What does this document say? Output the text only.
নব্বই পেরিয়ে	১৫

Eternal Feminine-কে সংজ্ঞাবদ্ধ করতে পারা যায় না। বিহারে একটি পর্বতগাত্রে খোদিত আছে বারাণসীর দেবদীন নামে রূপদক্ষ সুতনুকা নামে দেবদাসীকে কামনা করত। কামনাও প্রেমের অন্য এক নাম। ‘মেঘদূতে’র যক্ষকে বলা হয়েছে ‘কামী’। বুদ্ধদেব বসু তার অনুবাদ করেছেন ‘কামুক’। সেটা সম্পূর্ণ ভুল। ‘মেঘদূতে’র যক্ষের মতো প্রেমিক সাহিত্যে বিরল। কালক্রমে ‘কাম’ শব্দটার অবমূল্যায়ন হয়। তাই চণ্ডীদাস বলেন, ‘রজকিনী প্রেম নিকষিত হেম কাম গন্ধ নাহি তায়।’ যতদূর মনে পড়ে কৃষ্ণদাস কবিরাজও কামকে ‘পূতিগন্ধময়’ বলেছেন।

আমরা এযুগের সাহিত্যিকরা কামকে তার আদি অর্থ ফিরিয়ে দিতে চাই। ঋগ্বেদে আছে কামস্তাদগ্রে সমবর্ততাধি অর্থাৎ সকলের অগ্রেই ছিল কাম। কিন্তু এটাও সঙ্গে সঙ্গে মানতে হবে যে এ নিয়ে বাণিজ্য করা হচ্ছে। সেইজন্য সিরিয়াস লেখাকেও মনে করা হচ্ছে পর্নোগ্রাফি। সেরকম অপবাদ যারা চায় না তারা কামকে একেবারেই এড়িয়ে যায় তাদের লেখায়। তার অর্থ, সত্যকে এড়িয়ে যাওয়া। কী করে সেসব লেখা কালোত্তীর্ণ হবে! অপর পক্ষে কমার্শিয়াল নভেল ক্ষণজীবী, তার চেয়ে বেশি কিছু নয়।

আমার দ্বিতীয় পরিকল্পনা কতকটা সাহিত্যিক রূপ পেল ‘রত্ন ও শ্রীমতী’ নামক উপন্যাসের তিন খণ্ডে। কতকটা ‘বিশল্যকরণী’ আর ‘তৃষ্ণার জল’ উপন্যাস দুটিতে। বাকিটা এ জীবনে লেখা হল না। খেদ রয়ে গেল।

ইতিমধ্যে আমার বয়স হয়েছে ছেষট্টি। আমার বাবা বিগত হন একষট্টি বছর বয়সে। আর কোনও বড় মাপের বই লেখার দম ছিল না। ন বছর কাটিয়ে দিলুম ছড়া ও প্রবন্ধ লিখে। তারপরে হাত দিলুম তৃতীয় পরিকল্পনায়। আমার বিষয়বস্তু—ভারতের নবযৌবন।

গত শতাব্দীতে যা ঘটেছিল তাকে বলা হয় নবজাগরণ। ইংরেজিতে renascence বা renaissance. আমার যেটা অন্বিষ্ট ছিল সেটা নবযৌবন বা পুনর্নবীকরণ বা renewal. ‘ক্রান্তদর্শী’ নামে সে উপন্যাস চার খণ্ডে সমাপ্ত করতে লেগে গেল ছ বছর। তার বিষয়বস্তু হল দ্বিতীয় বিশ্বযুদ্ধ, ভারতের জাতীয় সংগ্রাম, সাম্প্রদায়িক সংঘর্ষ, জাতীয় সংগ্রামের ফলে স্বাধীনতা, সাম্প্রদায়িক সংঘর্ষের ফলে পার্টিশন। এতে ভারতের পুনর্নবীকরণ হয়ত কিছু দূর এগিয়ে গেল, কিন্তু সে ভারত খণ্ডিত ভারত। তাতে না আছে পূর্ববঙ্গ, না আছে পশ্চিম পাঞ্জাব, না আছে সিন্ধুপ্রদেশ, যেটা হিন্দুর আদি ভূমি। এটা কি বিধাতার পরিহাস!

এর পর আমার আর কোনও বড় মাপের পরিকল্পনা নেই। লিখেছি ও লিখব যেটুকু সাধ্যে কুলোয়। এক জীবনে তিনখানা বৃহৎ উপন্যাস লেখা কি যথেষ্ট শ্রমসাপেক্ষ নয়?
◇ ◇ ◇
[Problem statement] Copy out the full material exactly as it appears.

[Result below]
What does this document say? Output the text only.
নব্বই পেরিয়ে	১৫

Eternal Feminine-কে সংজ্ঞাবদ্ধ করতে পারা যায় না। বিহারে একটি পর্বতগাত্রে খোদিত আছে বারাণসীর দেবদীন নামে রূপদক্ষ সুতনুকা নামে দেবদাসীকে কামনা করত। কামনাও প্রেমের অন্য এক নাম। ‘মেঘদূতে’র যক্ষকে বলা হয়েছে ‘কামী’। বুদ্ধদেব বসু তার অনুবাদ করেছেন ‘কামুক’। সেটা সম্পূর্ণ ভুল। ‘মেঘদূতে’র যক্ষের মতো প্রেমিক সাহিত্যে বিরল। কালক্রমে ‘কাম’ শব্দটার অবমূল্যায়ন হয়। তাই চণ্ডীদাস বলেন, ‘রজকিনী প্রেম নিকষিত হেম কাম গন্ধ নাহি তায়।’ যতদূর মনে পড়ে কৃষ্ণদাস কবিরাজও কামকে ‘পূতিগন্ধময়’ বলেছেন।

আমরা এযুগের সাহিত্যিকরা কামকে তার আদি অর্থ ফিরিয়ে দিতে চাই। ঋগ্বেদে আছে কামস্তাদগ্রে সমবর্ততাধি অর্থাৎ সকলের অগ্রেই ছিল কাম। কিন্তু এটাও সঙ্গে সঙ্গে মানতে হবে যে এ নিয়ে বাণিজ্য করা হচ্ছে। সেইজন্য সিরিয়াস লেখাকেও মনে করা হচ্ছে পর্নোগ্রাফি। সেরকম অপবাদ যারা চায় না তারা কামকে একেবারেই এড়িয়ে যায় তাদের লেখায়। তার অর্থ, সত্যকে এড়িয়ে যাওয়া। কী করে সেসব লেখা কালোত্তীর্ণ হবে! অপর পক্ষে কমার্শিয়াল নভেল ক্ষণজীবী, তার চেয়ে বেশি কিছু নয়।

আমার দ্বিতীয় পরিকল্পনা কতকটা সাহিত্যিক রূপ পেল ‘রত্ন ও শ্রীমতী’ নামক উপন্যাসের তিন খণ্ডে। কতকটা ‘বিশল্যকরণী’ আর ‘তৃষ্ণার জল’ উপন্যাস দুটিতে। বাকিটা এ জীবনে লেখা হল না। খেদ রয়ে গেল।

ইতিমধ্যে আমার বয়স হয়েছে ছেষট্টি। আমার বাবা বিগত হন একষট্টি বছর বয়সে। আর কোনও বড় মাপের বই লেখার দম ছিল না। ন বছর কাটিয়ে দিলুম ছড়া ও প্রবন্ধ লিখে। তারপরে হাত দিলুম তৃতীয় পরিকল্পনায়। আমার বিষয়বস্তু—ভারতের নবযৌবন।

গত শতাব্দীতে যা ঘটেছিল তাকে বলা হয় নবজাগরণ। ইংরেজিতে renascence বা renaissance. আমার যেটা অন্বিষ্ট ছিল সেটা নবযৌবন বা পুনর্নবীকরণ বা renewal. ‘ক্রান্তদর্শী’ নামে সে উপন্যাস চার খণ্ডে সমাপ্ত করতে লেগে গেল ছ বছর। তার বিষয়বস্তু হল দ্বিতীয় বিশ্বযুদ্ধ, ভারতের জাতীয় সংগ্রাম, সাম্প্রদায়িক সংঘর্ষ, জাতীয় সংগ্রামের ফলে স্বাধীনতা, সাম্প্রদায়িক সংঘর্ষের ফলে পার্টিশন। এতে ভারতের পুনর্নবীকরণ হয়ত কিছু দূর এগিয়ে গেল, কিন্তু সে ভারত খণ্ডিত ভারত। তাতে না আছে পূর্ববঙ্গ, না আছে পশ্চিম পাঞ্জাব, না আছে সিন্ধুপ্রদেশ, যেটা হিন্দুর আদি ভূমি। এটা কি বিধাতার পরিহাস!

এর পর আমার আর কোনও বড় মাপের পরিকল্পনা নেই। লিখেছি ও লিখব যেটুকু সাধ্যে কুলোয়। এক জীবনে তিনখানা বৃহৎ উপন্যাস লেখা কি যথেষ্ট শ্রমসাপেক্ষ নয়?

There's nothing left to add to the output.